The request:
Each record is to be printed again precisely as it reads.

--- begin Entries ---

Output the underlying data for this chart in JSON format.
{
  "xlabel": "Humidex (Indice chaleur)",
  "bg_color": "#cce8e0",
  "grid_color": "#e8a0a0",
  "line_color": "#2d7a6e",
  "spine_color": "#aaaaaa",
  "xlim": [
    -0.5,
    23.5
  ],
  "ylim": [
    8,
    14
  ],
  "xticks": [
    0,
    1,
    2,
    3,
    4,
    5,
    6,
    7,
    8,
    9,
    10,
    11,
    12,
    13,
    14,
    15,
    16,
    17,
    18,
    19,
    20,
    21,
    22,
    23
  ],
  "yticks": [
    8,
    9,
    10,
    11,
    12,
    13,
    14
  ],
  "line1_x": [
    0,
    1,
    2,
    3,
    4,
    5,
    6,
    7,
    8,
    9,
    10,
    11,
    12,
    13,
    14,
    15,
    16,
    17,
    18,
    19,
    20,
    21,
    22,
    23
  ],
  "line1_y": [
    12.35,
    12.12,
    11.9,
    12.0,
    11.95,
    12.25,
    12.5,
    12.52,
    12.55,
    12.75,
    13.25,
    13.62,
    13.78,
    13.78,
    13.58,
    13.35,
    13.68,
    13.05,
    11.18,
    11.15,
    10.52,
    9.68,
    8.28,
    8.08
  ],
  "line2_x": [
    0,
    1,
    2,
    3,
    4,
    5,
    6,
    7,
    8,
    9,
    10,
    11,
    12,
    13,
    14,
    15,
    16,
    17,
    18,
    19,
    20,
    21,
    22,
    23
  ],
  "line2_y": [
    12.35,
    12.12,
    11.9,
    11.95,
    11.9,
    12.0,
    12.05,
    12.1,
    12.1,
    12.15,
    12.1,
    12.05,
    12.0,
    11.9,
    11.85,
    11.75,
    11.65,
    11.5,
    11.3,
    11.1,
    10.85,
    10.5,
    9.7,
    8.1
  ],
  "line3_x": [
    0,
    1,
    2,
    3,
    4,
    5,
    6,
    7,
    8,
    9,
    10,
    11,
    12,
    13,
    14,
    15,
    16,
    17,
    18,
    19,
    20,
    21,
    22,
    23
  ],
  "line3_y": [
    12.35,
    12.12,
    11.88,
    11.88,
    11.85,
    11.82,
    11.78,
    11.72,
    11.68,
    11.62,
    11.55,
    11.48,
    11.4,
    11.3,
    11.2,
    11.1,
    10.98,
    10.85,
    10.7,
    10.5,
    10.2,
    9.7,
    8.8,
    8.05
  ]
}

--- end Entries ---

Correct result:
Output the underlying data for this chart in JSON format.
{
  "xlabel": "Humidex (Indice chaleur)",
  "bg_color": "#cce8e0",
  "grid_color": "#e8a0a0",
  "line_color": "#2d7a6e",
  "spine_color": "#aaaaaa",
  "xlim": [
    -0.5,
    23.5
  ],
  "ylim": [
    8,
    14
  ],
  "xticks": [
    0,
    1,
    2,
    3,
    4,
    5,
    6,
    7,
    8,
    9,
    10,
    11,
    12,
    13,
    14,
    15,
    16,
    17,
    18,
    19,
    20,
    21,
    22,
    23
  ],
  "yticks": [
    8,
    9,
    10,
    11,
    12,
    13,
    14
  ],
  "line1_x": [
    0,
    1,
    2,
    3,
    4,
    5,
    6,
    7,
    8,
    9,
    10,
    11,
    12,
    13,
    14,
    15,
    16,
    17,
    18,
    19,
    20,
    21,
    22,
    23
  ],
  "line1_y": [
    12.35,
    12.12,
    11.9,
    12.0,
    11.95,
    12.25,
    12.5,
    12.52,
    12.55,
    12.75,
    13.25,
    13.62,
    13.78,
    13.78,
    13.58,
    13.35,
    13.68,
    13.05,
    11.18,
    11.15,
    10.52,
    9.68,
    8.28,
    8.08
  ],
  "line2_x": [
    0,
    1,
    2,
    3,
    4,
    5,
    6,
    7,
    8,
    9,
    10,
    11,
    12,
    13,
    14,
    15,
    16,
    17,
    18,
    19,
    20,
    21,
    22,
    23
  ],
  "line2_y": [
    12.35,
    12.12,
    11.9,
    11.95,
    11.9,
    12.0,
    12.05,
    12.1,
    12.1,
    12.15,
    12.1,
    12.05,
    12.0,
    11.9,
    11.85,
    11.75,
    11.65,
    11.5,
    11.3,
    11.1,
    10.85,
    10.5,
    9.7,
    8.1
  ],
  "line3_x": [
    0,
    1,
    2,
    3,
    4,
    5,
    6,
    7,
    8,
    9,
    10,
    11,
    12,
    13,
    14,
    15,
    16,
    17,
    18,
    19,
    20,
    21,
    22,
    23
  ],
  "line3_y": [
    12.35,
    12.12,
    11.88,
    11.88,
    11.85,
    11.82,
    11.78,
    11.72,
    11.68,
    11.62,
    11.55,
    11.48,
    11.4,
    11.3,
    11.2,
    11.1,
    10.98,
    10.85,
    10.7,
    10.5,
    10.2,
    9.7,
    8.8,
    8.05
  ]
}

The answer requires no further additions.